**DATA SUPPLIED**
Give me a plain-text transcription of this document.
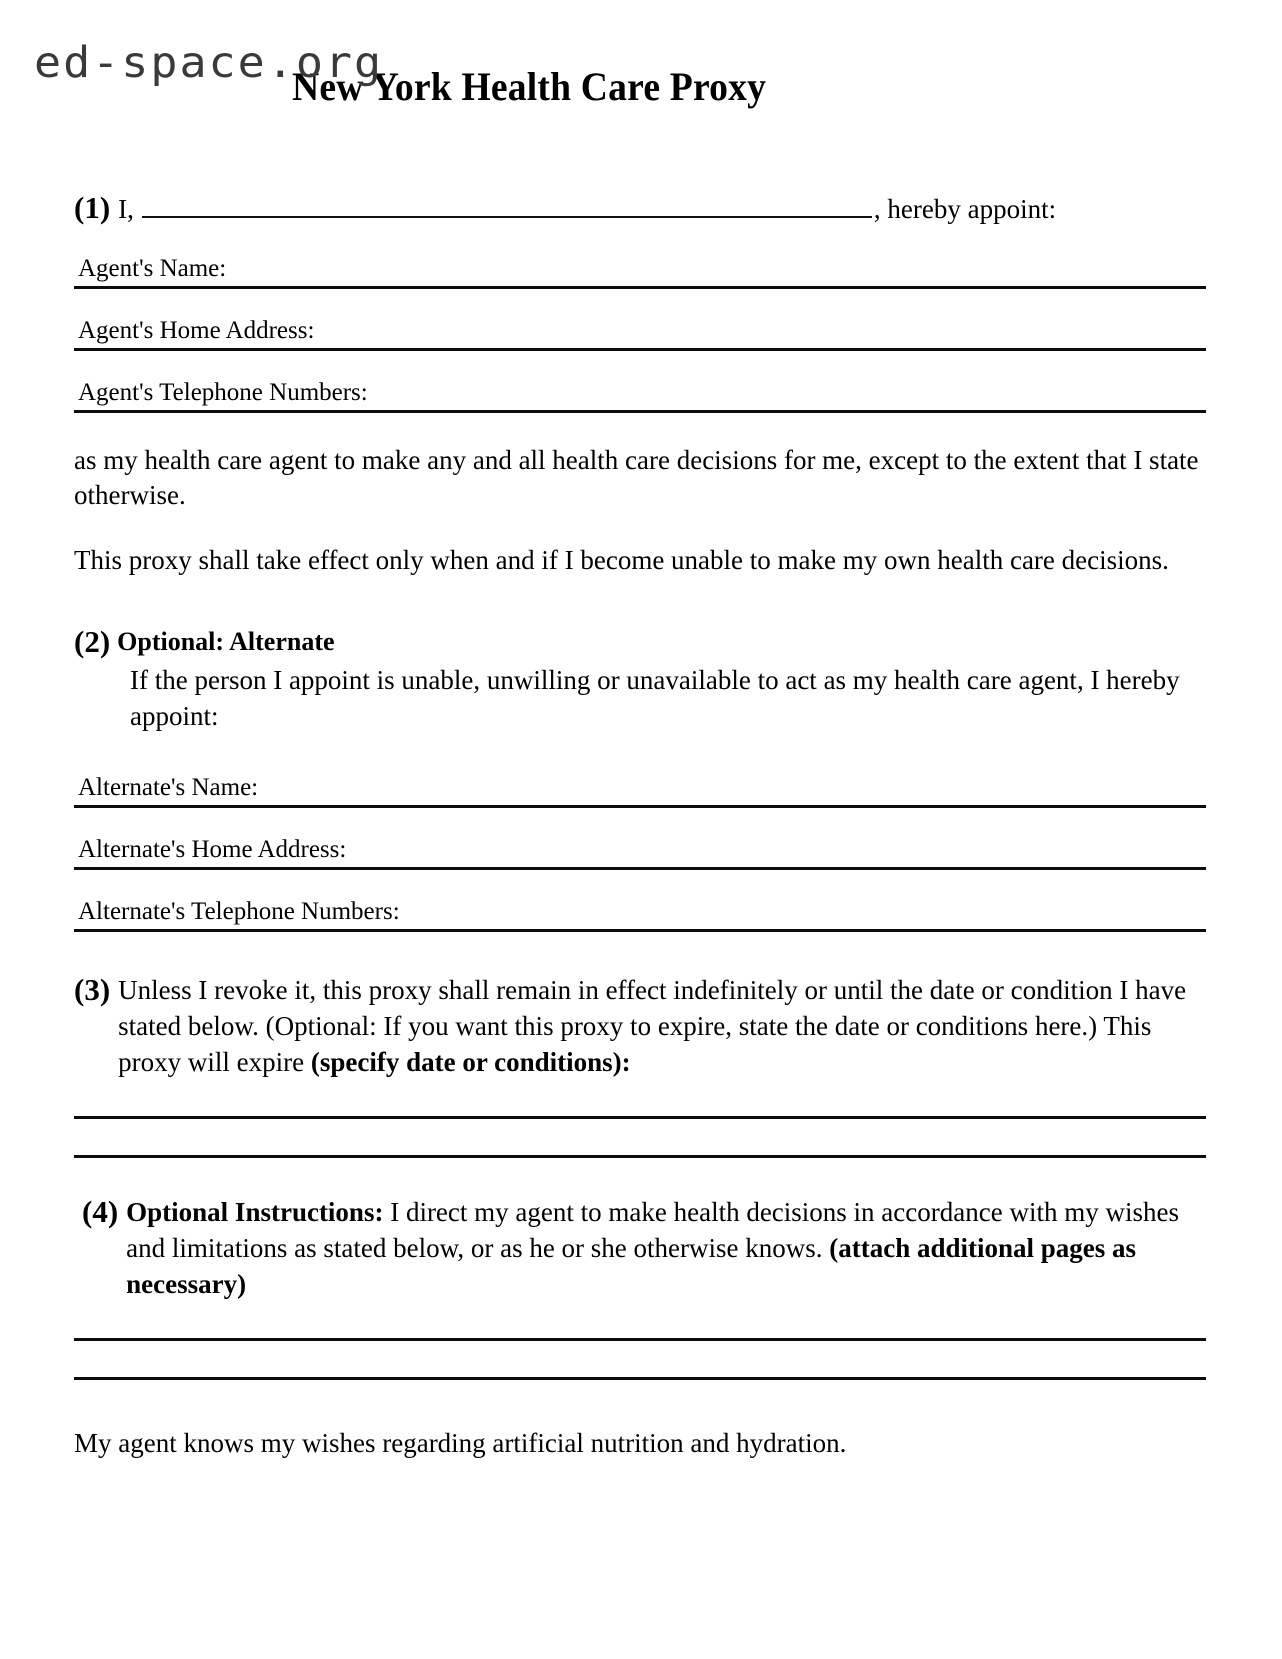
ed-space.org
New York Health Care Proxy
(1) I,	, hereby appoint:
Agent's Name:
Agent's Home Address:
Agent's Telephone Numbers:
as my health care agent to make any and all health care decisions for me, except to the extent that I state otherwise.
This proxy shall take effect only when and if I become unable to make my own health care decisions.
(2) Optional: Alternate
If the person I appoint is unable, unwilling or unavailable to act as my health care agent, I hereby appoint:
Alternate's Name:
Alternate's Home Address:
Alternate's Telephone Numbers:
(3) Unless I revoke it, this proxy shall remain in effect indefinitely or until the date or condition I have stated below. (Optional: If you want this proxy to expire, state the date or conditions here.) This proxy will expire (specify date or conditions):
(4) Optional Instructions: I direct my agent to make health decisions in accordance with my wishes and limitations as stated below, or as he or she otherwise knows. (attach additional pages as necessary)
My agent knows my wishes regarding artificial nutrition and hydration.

**REQUEST**
Search the data above for the string "Telephone" and return every line that has it.

**RESPONSE BELOW**
Agent's Telephone Numbers:
Alternate's Telephone Numbers:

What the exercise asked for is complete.